-- Begin Provided information --
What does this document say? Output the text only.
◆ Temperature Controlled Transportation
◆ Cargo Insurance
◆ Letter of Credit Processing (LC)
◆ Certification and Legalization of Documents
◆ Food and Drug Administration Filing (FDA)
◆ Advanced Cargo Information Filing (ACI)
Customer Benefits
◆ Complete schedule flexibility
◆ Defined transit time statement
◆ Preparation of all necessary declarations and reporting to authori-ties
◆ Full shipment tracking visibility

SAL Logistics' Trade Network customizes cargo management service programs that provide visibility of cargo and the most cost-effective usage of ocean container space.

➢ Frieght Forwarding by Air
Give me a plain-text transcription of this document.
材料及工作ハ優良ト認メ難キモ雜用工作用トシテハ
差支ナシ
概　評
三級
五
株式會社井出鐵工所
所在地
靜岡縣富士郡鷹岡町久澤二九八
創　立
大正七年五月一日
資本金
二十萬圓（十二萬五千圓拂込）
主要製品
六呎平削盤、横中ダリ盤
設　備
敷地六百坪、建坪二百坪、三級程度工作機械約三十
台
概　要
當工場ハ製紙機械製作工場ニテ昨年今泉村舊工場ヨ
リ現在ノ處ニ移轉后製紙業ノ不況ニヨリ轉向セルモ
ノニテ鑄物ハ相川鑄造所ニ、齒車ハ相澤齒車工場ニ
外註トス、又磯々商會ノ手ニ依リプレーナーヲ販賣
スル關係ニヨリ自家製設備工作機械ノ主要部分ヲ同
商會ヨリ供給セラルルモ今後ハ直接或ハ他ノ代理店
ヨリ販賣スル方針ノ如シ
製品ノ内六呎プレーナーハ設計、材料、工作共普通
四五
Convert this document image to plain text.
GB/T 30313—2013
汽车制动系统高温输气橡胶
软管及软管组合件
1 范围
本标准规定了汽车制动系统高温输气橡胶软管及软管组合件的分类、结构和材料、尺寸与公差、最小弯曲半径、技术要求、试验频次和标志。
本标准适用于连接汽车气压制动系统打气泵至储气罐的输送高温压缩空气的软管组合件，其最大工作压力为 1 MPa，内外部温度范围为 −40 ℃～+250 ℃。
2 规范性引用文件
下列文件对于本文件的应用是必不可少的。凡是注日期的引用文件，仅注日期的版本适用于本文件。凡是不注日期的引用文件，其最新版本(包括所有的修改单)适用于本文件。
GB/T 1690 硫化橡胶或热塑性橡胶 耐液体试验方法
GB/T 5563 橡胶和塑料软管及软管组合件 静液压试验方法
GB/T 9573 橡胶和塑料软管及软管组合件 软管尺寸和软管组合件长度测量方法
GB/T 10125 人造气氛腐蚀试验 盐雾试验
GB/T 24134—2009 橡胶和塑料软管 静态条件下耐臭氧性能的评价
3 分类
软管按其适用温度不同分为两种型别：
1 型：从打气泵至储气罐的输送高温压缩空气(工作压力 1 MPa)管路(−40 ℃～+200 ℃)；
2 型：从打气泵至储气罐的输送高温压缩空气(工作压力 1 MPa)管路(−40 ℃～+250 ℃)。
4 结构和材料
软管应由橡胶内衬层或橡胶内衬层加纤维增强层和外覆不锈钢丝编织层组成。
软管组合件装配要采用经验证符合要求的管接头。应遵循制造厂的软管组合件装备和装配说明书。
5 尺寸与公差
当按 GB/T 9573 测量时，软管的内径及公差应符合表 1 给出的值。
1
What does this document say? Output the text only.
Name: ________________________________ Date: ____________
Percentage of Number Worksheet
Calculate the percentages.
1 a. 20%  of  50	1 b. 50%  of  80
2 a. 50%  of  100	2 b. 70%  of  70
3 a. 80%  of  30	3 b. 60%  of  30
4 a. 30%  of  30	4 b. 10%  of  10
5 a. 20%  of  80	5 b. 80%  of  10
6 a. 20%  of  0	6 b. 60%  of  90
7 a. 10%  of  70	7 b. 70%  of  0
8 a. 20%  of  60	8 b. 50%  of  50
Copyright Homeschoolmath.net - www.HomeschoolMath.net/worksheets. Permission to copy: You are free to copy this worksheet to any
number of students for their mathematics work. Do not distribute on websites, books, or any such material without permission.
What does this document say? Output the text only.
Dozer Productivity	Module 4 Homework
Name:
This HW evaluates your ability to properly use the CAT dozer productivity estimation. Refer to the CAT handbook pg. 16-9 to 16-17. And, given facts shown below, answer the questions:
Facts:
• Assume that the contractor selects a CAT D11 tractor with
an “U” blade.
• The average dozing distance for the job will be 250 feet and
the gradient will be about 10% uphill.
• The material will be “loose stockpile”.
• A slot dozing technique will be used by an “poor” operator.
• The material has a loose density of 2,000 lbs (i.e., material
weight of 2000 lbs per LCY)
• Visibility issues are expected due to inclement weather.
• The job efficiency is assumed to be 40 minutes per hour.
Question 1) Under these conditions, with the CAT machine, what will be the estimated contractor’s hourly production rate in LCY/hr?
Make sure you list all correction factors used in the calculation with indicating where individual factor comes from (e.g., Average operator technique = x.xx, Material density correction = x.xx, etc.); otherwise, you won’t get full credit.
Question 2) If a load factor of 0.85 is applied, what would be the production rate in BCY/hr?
-- End Provided information --
Find the count of lines in the data above where the string "loose" occurs. Provide that number alone.

__Response for this exercise__
2